- **Aim of the task**
Extract every line below, verbatim.

- **Raw data**
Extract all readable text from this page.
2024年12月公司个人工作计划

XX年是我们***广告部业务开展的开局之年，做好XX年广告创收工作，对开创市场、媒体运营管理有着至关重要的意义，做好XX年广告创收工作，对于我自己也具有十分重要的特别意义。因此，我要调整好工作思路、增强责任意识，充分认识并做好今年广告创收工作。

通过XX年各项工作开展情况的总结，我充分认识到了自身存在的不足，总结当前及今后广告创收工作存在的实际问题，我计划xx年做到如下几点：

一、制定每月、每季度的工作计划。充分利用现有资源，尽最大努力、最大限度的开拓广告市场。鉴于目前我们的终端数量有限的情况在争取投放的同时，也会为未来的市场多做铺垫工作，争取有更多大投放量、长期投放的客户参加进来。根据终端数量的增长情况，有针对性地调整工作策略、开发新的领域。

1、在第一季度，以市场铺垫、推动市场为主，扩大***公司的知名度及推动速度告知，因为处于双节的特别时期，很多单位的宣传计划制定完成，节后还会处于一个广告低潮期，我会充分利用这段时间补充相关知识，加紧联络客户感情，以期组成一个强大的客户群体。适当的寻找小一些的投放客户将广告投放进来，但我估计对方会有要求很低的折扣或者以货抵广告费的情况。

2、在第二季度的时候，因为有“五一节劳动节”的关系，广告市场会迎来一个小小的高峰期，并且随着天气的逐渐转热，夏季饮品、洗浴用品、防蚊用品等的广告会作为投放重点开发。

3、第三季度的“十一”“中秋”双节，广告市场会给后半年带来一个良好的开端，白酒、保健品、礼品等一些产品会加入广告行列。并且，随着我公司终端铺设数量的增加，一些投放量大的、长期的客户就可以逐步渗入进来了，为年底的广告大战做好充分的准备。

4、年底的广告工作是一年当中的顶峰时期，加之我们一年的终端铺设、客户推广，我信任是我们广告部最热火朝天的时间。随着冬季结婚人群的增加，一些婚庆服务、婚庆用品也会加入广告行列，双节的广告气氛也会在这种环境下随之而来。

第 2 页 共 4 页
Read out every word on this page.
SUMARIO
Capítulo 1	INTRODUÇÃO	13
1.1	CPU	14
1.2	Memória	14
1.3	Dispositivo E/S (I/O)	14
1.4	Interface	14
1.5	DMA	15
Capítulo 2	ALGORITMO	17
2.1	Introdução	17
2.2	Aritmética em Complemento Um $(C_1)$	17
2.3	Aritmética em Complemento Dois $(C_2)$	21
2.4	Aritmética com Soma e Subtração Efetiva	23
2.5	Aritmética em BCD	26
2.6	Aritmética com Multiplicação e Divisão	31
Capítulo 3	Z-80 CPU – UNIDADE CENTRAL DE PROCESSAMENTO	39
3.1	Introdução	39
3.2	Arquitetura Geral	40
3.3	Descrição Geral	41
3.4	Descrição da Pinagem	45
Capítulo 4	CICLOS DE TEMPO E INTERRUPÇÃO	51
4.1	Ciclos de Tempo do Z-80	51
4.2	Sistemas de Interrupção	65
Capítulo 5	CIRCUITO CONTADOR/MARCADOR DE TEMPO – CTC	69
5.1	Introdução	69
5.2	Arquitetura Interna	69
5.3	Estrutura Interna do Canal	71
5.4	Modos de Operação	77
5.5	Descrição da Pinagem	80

- **Response to this exercise**
Extract all readable text from this page.
2024年12月公司个人工作计划

XX年是我们***广告部业务开展的开局之年，做好XX年广告创收工作，对开创市场、媒体运营管理有着至关重要的意义，做好XX年广告创收工作，对于我自己也具有十分重要的特别意义。因此，我要调整好工作思路、增强责任意识，充分认识并做好今年广告创收工作。

通过XX年各项工作开展情况的总结，我充分认识到了自身存在的不足，总结当前及今后广告创收工作存在的实际问题，我计划xx年做到如下几点：

一、制定每月、每季度的工作计划。充分利用现有资源，尽最大努力、最大限度的开拓广告市场。鉴于目前我们的终端数量有限的情况在争取投放的同时，也会为未来的市场多做铺垫工作，争取有更多大投放量、长期投放的客户参加进来。根据终端数量的增长情况，有针对性地调整工作策略、开发新的领域。

1、在第一季度，以市场铺垫、推动市场为主，扩大***公司的知名度及推动速度告知，因为处于双节的特别时期，很多单位的宣传计划制定完成，节后还会处于一个广告低潮期，我会充分利用这段时间补充相关知识，加紧联络客户感情，以期组成一个强大的客户群体。适当的寻找小一些的投放客户将广告投放进来，但我估计对方会有要求很低的折扣或者以货抵广告费的情况。

2、在第二季度的时候，因为有“五一节劳动节”的关系，广告市场会迎来一个小小的高峰期，并且随着天气的逐渐转热，夏季饮品、洗浴用品、防蚊用品等的广告会作为投放重点开发。

3、第三季度的“十一”“中秋”双节，广告市场会给后半年带来一个良好的开端，白酒、保健品、礼品等一些产品会加入广告行列。并且，随着我公司终端铺设数量的增加，一些投放量大的、长期的客户就可以逐步渗入进来了，为年底的广告大战做好充分的准备。

4、年底的广告工作是一年当中的顶峰时期，加之我们一年的终端铺设、客户推广，我信任是我们广告部最热火朝天的时间。随着冬季结婚人群的增加，一些婚庆服务、婚庆用品也会加入广告行列，双节的广告气氛也会在这种环境下随之而来。

第 2 页 共 4 页
Read out every word on this page.
SUMARIO
Capítulo 1	INTRODUÇÃO	13
1.1	CPU	14
1.2	Memória	14
1.3	Dispositivo E/S (I/O)	14
1.4	Interface	14
1.5	DMA	15
Capítulo 2	ALGORITMO	17
2.1	Introdução	17
2.2	Aritmética em Complemento Um $(C_1)$	17
2.3	Aritmética em Complemento Dois $(C_2)$	21
2.4	Aritmética com Soma e Subtração Efetiva	23
2.5	Aritmética em BCD	26
2.6	Aritmética com Multiplicação e Divisão	31
Capítulo 3	Z-80 CPU – UNIDADE CENTRAL DE PROCESSAMENTO	39
3.1	Introdução	39
3.2	Arquitetura Geral	40
3.3	Descrição Geral	41
3.4	Descrição da Pinagem	45
Capítulo 4	CICLOS DE TEMPO E INTERRUPÇÃO	51
4.1	Ciclos de Tempo do Z-80	51
4.2	Sistemas de Interrupção	65
Capítulo 5	CIRCUITO CONTADOR/MARCADOR DE TEMPO – CTC	69
5.1	Introdução	69
5.2	Arquitetura Interna	69
5.3	Estrutura Interna do Canal	71
5.4	Modos de Operação	77
5.5	Descrição da Pinagem	80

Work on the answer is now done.